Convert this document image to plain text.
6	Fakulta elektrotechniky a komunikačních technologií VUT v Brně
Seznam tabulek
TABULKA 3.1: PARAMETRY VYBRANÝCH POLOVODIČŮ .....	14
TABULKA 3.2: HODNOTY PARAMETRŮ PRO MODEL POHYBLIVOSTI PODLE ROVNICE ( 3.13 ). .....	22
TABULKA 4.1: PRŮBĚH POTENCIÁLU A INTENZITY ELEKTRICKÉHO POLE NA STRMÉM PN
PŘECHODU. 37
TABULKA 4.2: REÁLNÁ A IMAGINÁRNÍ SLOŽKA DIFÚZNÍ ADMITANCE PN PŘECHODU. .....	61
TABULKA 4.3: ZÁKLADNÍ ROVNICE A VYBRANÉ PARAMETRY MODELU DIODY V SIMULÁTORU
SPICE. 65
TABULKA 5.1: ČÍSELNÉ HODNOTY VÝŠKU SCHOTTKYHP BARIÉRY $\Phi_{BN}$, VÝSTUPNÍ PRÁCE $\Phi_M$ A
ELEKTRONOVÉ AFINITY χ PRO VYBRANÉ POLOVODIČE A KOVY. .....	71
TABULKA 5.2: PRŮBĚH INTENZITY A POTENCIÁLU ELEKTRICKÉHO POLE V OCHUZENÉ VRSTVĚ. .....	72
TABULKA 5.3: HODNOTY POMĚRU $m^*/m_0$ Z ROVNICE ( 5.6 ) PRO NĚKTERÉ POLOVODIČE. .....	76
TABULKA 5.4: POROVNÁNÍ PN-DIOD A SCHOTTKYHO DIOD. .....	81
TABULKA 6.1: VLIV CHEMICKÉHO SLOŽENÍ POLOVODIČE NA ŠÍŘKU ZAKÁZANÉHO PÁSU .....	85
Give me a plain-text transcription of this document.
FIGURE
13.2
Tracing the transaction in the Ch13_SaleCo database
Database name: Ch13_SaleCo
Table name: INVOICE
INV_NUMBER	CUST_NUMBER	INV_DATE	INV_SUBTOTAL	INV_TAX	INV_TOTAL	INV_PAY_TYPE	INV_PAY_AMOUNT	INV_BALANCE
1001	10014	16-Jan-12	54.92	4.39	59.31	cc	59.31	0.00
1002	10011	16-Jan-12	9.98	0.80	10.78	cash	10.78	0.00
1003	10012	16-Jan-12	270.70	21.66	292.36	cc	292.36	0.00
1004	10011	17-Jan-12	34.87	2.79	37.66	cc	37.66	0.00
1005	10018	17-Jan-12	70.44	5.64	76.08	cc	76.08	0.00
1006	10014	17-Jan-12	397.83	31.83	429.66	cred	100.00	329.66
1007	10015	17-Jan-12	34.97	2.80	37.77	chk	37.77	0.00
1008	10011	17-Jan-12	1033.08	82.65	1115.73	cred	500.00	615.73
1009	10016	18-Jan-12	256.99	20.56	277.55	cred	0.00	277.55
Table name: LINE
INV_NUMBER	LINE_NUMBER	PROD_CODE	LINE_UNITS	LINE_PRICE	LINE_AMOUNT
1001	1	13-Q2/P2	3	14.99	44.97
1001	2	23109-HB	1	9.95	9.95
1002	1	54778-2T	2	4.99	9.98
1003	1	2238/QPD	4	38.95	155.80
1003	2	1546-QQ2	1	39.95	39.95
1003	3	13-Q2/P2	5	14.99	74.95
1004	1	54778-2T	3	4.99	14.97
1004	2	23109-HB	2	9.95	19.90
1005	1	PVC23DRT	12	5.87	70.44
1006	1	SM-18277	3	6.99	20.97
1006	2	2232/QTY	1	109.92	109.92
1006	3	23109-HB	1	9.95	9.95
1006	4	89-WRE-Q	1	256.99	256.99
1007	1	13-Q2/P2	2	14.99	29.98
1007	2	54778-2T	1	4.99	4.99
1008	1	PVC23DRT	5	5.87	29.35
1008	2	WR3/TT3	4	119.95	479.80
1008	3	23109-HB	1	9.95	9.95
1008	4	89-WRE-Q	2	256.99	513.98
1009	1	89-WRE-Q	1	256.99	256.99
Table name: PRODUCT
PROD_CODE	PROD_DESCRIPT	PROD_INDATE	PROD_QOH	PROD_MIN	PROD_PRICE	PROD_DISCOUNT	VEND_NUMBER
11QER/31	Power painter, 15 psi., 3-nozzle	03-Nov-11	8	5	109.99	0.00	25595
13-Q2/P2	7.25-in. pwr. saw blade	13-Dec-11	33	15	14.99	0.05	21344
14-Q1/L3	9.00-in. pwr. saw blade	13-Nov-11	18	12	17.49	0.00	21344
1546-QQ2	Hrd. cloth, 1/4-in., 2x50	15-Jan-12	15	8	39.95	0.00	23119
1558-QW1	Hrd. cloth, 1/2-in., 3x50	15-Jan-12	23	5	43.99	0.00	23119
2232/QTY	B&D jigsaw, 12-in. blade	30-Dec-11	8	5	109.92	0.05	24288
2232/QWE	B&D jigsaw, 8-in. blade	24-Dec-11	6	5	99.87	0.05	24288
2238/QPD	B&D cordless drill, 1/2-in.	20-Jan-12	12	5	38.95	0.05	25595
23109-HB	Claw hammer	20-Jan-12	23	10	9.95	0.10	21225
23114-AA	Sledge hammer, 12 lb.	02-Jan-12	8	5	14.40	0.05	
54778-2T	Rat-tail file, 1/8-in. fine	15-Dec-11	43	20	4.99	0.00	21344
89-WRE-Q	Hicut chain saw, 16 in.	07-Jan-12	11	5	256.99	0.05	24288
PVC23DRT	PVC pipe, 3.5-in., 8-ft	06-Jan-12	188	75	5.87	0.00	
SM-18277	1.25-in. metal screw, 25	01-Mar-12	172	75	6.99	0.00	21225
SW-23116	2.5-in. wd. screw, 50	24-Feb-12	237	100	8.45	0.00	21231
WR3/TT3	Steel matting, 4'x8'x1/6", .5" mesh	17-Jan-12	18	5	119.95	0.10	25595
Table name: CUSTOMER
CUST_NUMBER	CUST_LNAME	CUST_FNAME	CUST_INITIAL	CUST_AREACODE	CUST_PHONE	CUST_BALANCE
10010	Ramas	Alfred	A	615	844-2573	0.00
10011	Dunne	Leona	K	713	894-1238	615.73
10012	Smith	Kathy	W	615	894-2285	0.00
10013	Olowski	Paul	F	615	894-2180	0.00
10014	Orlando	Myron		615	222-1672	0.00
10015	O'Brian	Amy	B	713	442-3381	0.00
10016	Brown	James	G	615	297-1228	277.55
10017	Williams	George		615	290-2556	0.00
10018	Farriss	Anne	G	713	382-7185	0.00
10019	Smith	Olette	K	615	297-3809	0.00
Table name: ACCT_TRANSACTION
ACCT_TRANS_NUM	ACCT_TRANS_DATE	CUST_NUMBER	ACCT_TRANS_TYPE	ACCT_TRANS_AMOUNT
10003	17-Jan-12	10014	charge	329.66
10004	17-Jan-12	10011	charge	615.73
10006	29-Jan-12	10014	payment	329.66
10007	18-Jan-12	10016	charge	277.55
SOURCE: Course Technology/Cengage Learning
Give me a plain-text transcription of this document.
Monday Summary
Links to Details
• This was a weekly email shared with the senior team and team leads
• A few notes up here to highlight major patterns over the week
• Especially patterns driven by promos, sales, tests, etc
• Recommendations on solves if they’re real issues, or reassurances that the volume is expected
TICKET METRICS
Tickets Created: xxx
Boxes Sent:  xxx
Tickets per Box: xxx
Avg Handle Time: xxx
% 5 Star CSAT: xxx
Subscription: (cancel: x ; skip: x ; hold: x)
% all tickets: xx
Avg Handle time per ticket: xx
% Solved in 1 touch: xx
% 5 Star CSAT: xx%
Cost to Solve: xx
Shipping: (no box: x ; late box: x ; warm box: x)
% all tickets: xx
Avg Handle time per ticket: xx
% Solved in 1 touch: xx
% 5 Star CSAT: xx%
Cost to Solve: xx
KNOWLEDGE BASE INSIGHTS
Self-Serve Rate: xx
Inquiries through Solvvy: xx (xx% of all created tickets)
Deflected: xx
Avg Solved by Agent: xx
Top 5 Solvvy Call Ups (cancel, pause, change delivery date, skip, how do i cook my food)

------------------------------

_What the task asks_: Copy every line above that holds the word "POLOVODIČE".

_Result below_:
ELEKTRONOVÉ AFINITY χ PRO VYBRANÉ POLOVODIČE A KOVY. .....	71
TABULKA 5.3: HODNOTY POMĚRU $m^*/m_0$ Z ROVNICE ( 5.6 ) PRO NĚKTERÉ POLOVODIČE. .....	76
TABULKA 6.1: VLIV CHEMICKÉHO SLOŽENÍ POLOVODIČE NA ŠÍŘKU ZAKÁZANÉHO PÁSU .....	85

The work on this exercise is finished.